EXERCISE>
Scan the records for the word "Fatigue". Copy each line that includes it.

Dataset excerpt
----

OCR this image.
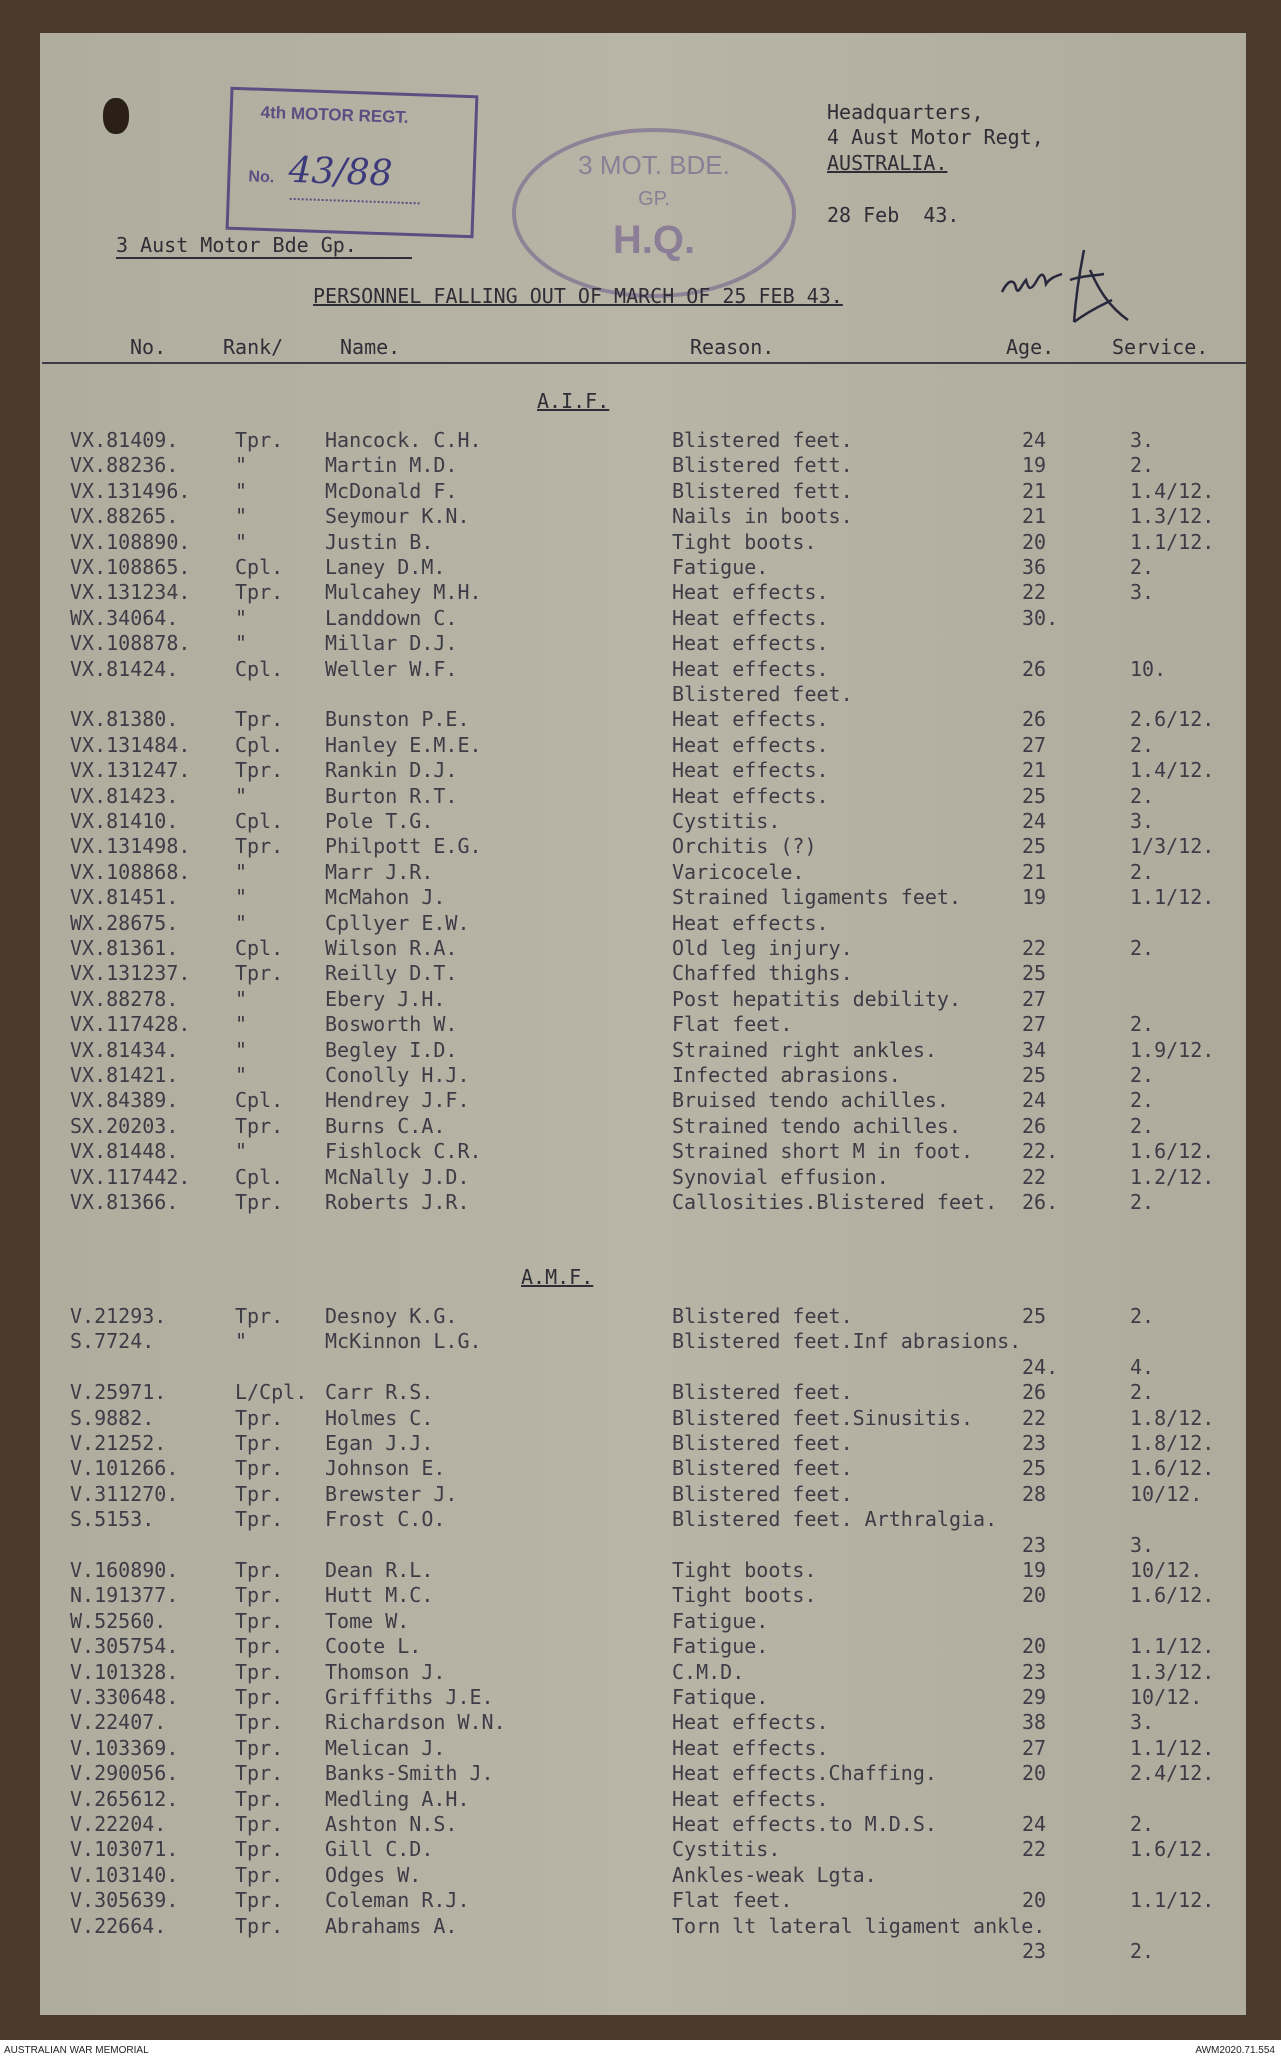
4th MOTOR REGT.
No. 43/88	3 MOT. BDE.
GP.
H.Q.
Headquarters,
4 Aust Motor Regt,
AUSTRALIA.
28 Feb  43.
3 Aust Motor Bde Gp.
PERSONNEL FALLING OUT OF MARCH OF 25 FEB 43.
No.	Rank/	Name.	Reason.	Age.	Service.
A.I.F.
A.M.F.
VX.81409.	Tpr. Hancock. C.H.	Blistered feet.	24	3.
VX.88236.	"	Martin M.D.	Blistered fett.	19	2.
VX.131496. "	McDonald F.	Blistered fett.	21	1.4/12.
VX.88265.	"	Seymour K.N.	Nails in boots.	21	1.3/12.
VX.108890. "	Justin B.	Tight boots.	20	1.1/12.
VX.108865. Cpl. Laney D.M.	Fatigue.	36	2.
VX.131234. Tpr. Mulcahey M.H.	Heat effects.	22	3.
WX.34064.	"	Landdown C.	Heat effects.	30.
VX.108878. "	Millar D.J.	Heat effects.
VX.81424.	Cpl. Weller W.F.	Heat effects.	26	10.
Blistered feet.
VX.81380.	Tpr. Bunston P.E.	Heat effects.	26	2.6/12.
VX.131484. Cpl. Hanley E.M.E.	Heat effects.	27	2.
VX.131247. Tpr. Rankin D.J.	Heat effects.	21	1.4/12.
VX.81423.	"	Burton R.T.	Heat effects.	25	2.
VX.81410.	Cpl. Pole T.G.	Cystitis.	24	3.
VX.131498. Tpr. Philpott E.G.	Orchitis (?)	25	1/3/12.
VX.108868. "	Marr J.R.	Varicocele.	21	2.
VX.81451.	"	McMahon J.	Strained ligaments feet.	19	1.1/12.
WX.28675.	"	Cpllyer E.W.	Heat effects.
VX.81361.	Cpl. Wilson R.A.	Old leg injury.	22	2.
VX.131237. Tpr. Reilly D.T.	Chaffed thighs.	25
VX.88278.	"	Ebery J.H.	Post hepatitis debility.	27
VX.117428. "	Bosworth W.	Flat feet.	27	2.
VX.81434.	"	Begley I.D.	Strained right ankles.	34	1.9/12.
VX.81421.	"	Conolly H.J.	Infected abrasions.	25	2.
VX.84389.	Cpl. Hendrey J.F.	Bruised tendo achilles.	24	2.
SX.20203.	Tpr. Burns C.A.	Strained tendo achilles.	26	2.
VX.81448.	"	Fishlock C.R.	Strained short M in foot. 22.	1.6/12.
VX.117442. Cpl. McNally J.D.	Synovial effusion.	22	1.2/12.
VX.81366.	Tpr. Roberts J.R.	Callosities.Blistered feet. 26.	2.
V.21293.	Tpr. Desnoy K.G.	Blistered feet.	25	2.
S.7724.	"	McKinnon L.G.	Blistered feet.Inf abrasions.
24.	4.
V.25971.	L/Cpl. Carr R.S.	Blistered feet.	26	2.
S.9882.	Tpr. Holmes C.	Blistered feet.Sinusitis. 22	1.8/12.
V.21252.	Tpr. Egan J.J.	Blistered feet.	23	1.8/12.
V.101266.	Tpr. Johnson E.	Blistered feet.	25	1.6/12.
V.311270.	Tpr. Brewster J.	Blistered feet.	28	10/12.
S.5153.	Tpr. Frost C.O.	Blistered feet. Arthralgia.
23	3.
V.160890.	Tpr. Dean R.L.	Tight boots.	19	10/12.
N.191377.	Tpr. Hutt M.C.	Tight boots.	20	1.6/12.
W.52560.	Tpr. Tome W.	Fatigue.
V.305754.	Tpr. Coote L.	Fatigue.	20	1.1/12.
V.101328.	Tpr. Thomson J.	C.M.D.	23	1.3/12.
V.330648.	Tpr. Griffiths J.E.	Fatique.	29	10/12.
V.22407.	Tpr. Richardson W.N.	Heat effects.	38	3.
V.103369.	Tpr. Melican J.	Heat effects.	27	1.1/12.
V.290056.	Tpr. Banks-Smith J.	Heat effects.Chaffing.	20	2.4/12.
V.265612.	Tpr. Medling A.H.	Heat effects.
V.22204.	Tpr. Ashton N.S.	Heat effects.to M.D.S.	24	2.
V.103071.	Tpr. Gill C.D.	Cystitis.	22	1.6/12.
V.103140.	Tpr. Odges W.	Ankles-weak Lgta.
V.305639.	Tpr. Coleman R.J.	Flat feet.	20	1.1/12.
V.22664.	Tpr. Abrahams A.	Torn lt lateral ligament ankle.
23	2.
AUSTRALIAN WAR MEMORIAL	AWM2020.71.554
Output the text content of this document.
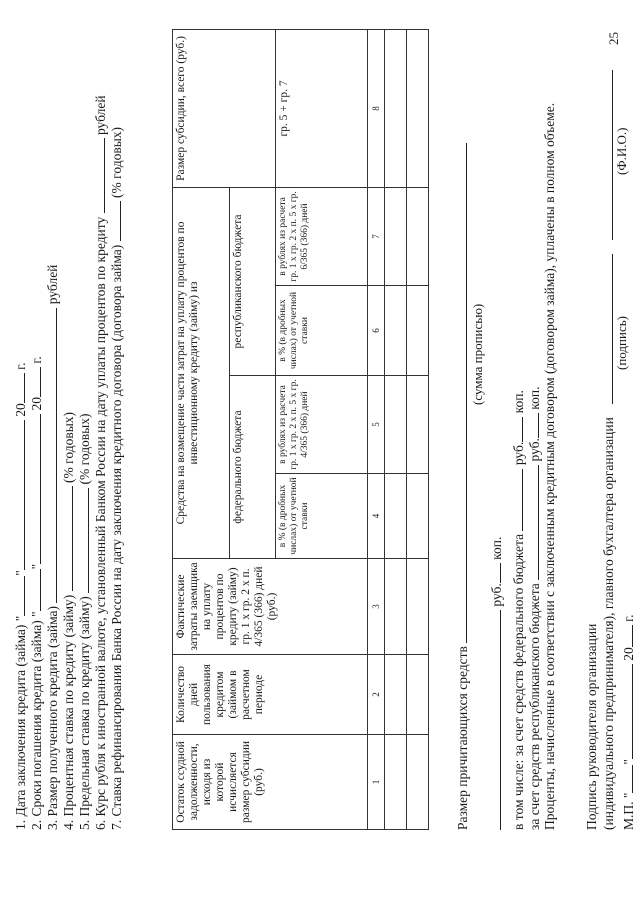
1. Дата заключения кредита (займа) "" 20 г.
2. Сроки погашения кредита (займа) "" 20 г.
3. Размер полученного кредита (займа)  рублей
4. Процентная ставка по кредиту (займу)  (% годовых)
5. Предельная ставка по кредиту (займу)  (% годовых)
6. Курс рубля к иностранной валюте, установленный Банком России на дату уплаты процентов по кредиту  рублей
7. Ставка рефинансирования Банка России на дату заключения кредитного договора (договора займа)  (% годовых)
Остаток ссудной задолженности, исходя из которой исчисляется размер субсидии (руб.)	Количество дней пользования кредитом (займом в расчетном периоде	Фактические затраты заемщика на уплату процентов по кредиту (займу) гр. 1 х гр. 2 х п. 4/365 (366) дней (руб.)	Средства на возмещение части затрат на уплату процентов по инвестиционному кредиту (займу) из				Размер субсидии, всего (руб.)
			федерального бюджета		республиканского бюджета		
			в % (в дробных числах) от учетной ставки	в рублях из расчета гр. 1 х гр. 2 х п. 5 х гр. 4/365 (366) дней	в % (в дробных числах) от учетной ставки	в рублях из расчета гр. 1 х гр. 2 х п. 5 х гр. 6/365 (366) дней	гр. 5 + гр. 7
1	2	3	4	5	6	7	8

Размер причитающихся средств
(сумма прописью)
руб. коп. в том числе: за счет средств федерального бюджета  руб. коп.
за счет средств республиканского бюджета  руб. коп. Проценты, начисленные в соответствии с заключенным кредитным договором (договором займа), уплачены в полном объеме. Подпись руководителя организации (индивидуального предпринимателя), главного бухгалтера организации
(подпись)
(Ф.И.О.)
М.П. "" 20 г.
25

----

COMPLETE OUTPUT>
VX.108865. Cpl. Laney D.M.	Fatigue.	36	2.
W.52560.	Tpr. Tome W.	Fatigue.
V.305754.	Tpr. Coote L.	Fatigue.	20	1.1/12.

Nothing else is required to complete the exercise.